# [The request]
Produce the listing below again, exactly as shown.

Stored data entries:
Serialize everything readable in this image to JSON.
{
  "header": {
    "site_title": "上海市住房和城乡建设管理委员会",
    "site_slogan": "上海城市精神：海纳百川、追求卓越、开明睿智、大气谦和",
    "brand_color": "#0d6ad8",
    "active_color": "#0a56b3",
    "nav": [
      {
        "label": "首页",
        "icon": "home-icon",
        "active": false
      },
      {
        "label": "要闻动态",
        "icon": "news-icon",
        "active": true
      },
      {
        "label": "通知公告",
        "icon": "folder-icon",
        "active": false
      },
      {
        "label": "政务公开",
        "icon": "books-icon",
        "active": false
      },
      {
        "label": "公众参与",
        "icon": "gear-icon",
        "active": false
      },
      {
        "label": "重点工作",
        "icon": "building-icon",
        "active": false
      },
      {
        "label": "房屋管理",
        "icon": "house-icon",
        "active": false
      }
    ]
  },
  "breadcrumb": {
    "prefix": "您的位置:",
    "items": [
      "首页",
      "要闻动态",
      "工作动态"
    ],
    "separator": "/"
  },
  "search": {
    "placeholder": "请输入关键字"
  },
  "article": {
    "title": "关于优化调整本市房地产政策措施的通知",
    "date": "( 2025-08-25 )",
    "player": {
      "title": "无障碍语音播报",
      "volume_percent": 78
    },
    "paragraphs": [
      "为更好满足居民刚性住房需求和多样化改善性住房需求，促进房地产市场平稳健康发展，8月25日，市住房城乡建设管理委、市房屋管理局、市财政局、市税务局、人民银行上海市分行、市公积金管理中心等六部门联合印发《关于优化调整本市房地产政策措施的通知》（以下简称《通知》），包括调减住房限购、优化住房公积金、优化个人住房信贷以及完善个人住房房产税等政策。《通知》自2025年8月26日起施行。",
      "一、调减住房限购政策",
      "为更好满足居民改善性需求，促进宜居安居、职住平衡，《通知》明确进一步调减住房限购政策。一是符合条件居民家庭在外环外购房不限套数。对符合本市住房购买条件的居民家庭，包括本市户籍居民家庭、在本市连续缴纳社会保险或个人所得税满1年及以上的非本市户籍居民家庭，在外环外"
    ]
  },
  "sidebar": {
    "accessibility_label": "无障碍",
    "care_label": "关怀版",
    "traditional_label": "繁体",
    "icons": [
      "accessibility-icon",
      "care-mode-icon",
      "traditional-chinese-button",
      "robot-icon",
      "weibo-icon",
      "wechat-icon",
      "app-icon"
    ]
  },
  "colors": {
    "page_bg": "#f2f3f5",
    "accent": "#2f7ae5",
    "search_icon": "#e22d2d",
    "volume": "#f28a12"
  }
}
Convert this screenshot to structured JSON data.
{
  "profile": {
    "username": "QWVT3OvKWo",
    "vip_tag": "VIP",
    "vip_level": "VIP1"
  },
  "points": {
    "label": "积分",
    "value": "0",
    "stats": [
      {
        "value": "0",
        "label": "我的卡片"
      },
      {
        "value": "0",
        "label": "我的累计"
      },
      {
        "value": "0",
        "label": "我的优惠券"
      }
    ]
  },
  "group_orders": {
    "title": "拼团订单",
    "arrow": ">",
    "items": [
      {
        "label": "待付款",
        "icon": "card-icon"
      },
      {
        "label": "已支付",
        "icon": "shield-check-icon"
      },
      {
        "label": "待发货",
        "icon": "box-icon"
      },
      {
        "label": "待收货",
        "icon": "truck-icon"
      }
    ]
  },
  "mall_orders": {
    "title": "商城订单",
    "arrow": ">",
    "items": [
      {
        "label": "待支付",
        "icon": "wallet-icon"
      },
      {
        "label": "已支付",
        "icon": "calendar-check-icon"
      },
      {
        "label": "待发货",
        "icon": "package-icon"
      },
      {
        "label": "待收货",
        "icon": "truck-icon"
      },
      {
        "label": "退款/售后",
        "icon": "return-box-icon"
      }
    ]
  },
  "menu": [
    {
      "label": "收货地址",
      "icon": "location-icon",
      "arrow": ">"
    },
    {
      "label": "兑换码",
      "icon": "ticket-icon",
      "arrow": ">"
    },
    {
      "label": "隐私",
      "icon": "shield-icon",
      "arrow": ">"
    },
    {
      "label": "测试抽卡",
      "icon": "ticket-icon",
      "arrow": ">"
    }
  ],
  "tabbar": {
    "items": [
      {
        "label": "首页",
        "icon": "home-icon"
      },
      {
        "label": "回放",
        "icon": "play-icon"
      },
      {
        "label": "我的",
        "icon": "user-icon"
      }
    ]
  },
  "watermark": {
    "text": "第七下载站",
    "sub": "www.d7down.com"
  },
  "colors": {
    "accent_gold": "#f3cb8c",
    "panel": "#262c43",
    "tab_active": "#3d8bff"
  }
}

# [Reply]
Serialize everything readable in this image to JSON.
{
  "header": {
    "site_title": "上海市住房和城乡建设管理委员会",
    "site_slogan": "上海城市精神：海纳百川、追求卓越、开明睿智、大气谦和",
    "brand_color": "#0d6ad8",
    "active_color": "#0a56b3",
    "nav": [
      {
        "label": "首页",
        "icon": "home-icon",
        "active": false
      },
      {
        "label": "要闻动态",
        "icon": "news-icon",
        "active": true
      },
      {
        "label": "通知公告",
        "icon": "folder-icon",
        "active": false
      },
      {
        "label": "政务公开",
        "icon": "books-icon",
        "active": false
      },
      {
        "label": "公众参与",
        "icon": "gear-icon",
        "active": false
      },
      {
        "label": "重点工作",
        "icon": "building-icon",
        "active": false
      },
      {
        "label": "房屋管理",
        "icon": "house-icon",
        "active": false
      }
    ]
  },
  "breadcrumb": {
    "prefix": "您的位置:",
    "items": [
      "首页",
      "要闻动态",
      "工作动态"
    ],
    "separator": "/"
  },
  "search": {
    "placeholder": "请输入关键字"
  },
  "article": {
    "title": "关于优化调整本市房地产政策措施的通知",
    "date": "( 2025-08-25 )",
    "player": {
      "title": "无障碍语音播报",
      "volume_percent": 78
    },
    "paragraphs": [
      "为更好满足居民刚性住房需求和多样化改善性住房需求，促进房地产市场平稳健康发展，8月25日，市住房城乡建设管理委、市房屋管理局、市财政局、市税务局、人民银行上海市分行、市公积金管理中心等六部门联合印发《关于优化调整本市房地产政策措施的通知》（以下简称《通知》），包括调减住房限购、优化住房公积金、优化个人住房信贷以及完善个人住房房产税等政策。《通知》自2025年8月26日起施行。",
      "一、调减住房限购政策",
      "为更好满足居民改善性需求，促进宜居安居、职住平衡，《通知》明确进一步调减住房限购政策。一是符合条件居民家庭在外环外购房不限套数。对符合本市住房购买条件的居民家庭，包括本市户籍居民家庭、在本市连续缴纳社会保险或个人所得税满1年及以上的非本市户籍居民家庭，在外环外"
    ]
  },
  "sidebar": {
    "accessibility_label": "无障碍",
    "care_label": "关怀版",
    "traditional_label": "繁体",
    "icons": [
      "accessibility-icon",
      "care-mode-icon",
      "traditional-chinese-button",
      "robot-icon",
      "weibo-icon",
      "wechat-icon",
      "app-icon"
    ]
  },
  "colors": {
    "page_bg": "#f2f3f5",
    "accent": "#2f7ae5",
    "search_icon": "#e22d2d",
    "volume": "#f28a12"
  }
}
Convert this screenshot to structured JSON data.
{
  "profile": {
    "username": "QWVT3OvKWo",
    "vip_tag": "VIP",
    "vip_level": "VIP1"
  },
  "points": {
    "label": "积分",
    "value": "0",
    "stats": [
      {
        "value": "0",
        "label": "我的卡片"
      },
      {
        "value": "0",
        "label": "我的累计"
      },
      {
        "value": "0",
        "label": "我的优惠券"
      }
    ]
  },
  "group_orders": {
    "title": "拼团订单",
    "arrow": ">",
    "items": [
      {
        "label": "待付款",
        "icon": "card-icon"
      },
      {
        "label": "已支付",
        "icon": "shield-check-icon"
      },
      {
        "label": "待发货",
        "icon": "box-icon"
      },
      {
        "label": "待收货",
        "icon": "truck-icon"
      }
    ]
  },
  "mall_orders": {
    "title": "商城订单",
    "arrow": ">",
    "items": [
      {
        "label": "待支付",
        "icon": "wallet-icon"
      },
      {
        "label": "已支付",
        "icon": "calendar-check-icon"
      },
      {
        "label": "待发货",
        "icon": "package-icon"
      },
      {
        "label": "待收货",
        "icon": "truck-icon"
      },
      {
        "label": "退款/售后",
        "icon": "return-box-icon"
      }
    ]
  },
  "menu": [
    {
      "label": "收货地址",
      "icon": "location-icon",
      "arrow": ">"
    },
    {
      "label": "兑换码",
      "icon": "ticket-icon",
      "arrow": ">"
    },
    {
      "label": "隐私",
      "icon": "shield-icon",
      "arrow": ">"
    },
    {
      "label": "测试抽卡",
      "icon": "ticket-icon",
      "arrow": ">"
    }
  ],
  "tabbar": {
    "items": [
      {
        "label": "首页",
        "icon": "home-icon"
      },
      {
        "label": "回放",
        "icon": "play-icon"
      },
      {
        "label": "我的",
        "icon": "user-icon"
      }
    ]
  },
  "watermark": {
    "text": "第七下载站",
    "sub": "www.d7down.com"
  },
  "colors": {
    "accent_gold": "#f3cb8c",
    "panel": "#262c43",
    "tab_active": "#3d8bff"
  }
}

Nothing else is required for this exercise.